[Exercise inputs start]
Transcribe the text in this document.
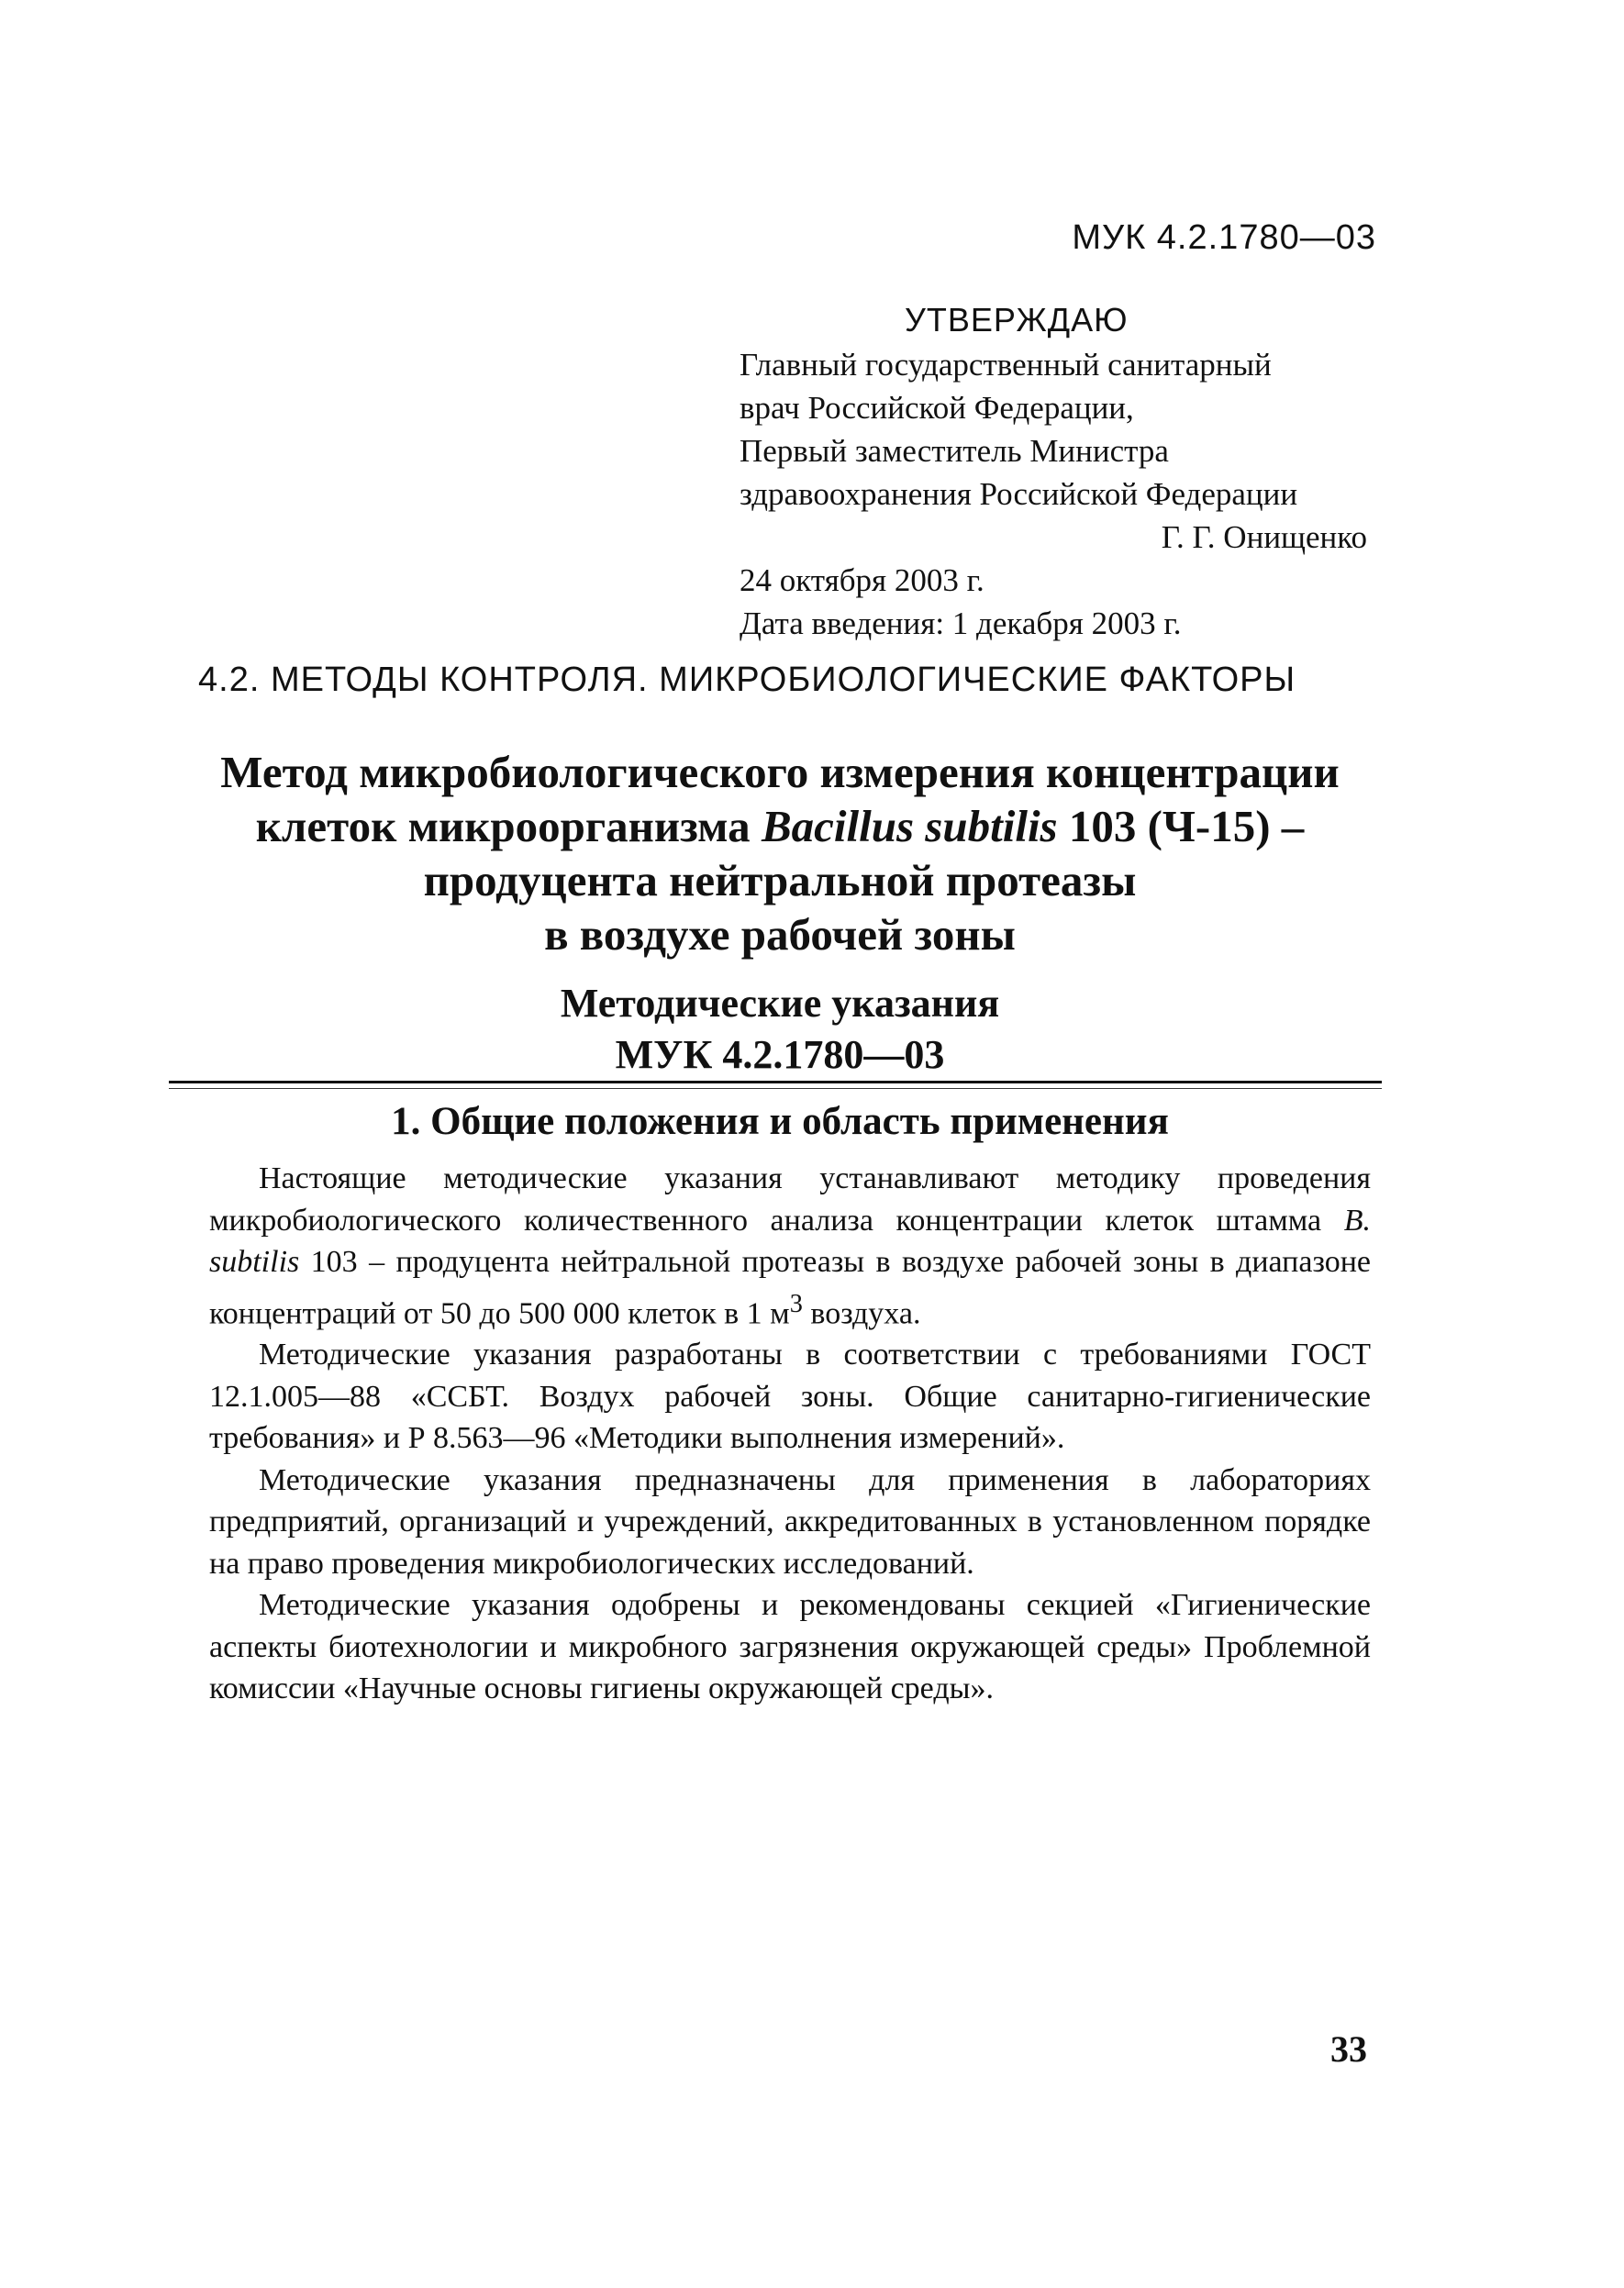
МУК 4.2.1780—03
УТВЕРЖДАЮ
Главный государственный санитарный
врач Российской Федерации,
Первый заместитель Министра
здравоохранения Российской Федерации
Г. Г. Онищенко
24 октября 2003 г.
Дата введения: 1 декабря 2003 г.
4.2. МЕТОДЫ КОНТРОЛЯ. МИКРОБИОЛОГИЧЕСКИЕ ФАКТОРЫ
Метод микробиологического измерения концентрации
клеток микроорганизма Bacillus subtilis 103 (Ч-15) –
продуцента нейтральной протеазы
в воздухе рабочей зоны
Методические указания
МУК 4.2.1780—03
1. Общие положения и область применения

Настоящие методические указания устанавливают методику проведения микробиологического количественного анализа концентрации клеток штамма B. subtilis 103 – продуцента нейтральной протеазы в воздухе рабочей зоны в диапазоне концентраций от 50 до 500 000 клеток в 1 $м^3$ воздуха.

Методические указания разработаны в соответствии с требованиями ГОСТ 12.1.005—88 «ССБТ. Воздух рабочей зоны. Общие санитарно-гигиенические требования» и Р 8.563—96 «Методики выполнения измерений».

Методические указания предназначены для применения в лабораториях предприятий, организаций и учреждений, аккредитованных в установленном порядке на право проведения микробиологических исследований.

Методические указания одобрены и рекомендованы секцией «Гигиенические аспекты биотехнологии и микробного загрязнения окружающей среды» Проблемной комиссии «Научные основы гигиены окружающей среды».

33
[Exercise inputs end]
▸ Given exercise:
Copy the records exactly as they appear, excluding images.

▸ Task result:
Transcribe the text in this document.
МУК 4.2.1780—03
УТВЕРЖДАЮ
Главный государственный санитарный
врач Российской Федерации,
Первый заместитель Министра
здравоохранения Российской Федерации
Г. Г. Онищенко
24 октября 2003 г.
Дата введения: 1 декабря 2003 г.
4.2. МЕТОДЫ КОНТРОЛЯ. МИКРОБИОЛОГИЧЕСКИЕ ФАКТОРЫ
Метод микробиологического измерения концентрации
клеток микроорганизма Bacillus subtilis 103 (Ч-15) –
продуцента нейтральной протеазы
в воздухе рабочей зоны
Методические указания
МУК 4.2.1780—03
1. Общие положения и область применения

Настоящие методические указания устанавливают методику проведения микробиологического количественного анализа концентрации клеток штамма B. subtilis 103 – продуцента нейтральной протеазы в воздухе рабочей зоны в диапазоне концентраций от 50 до 500 000 клеток в 1 $м^3$ воздуха.

Методические указания разработаны в соответствии с требованиями ГОСТ 12.1.005—88 «ССБТ. Воздух рабочей зоны. Общие санитарно-гигиенические требования» и Р 8.563—96 «Методики выполнения измерений».

Методические указания предназначены для применения в лабораториях предприятий, организаций и учреждений, аккредитованных в установленном порядке на право проведения микробиологических исследований.

Методические указания одобрены и рекомендованы секцией «Гигиенические аспекты биотехнологии и микробного загрязнения окружающей среды» Проблемной комиссии «Научные основы гигиены окружающей среды».

33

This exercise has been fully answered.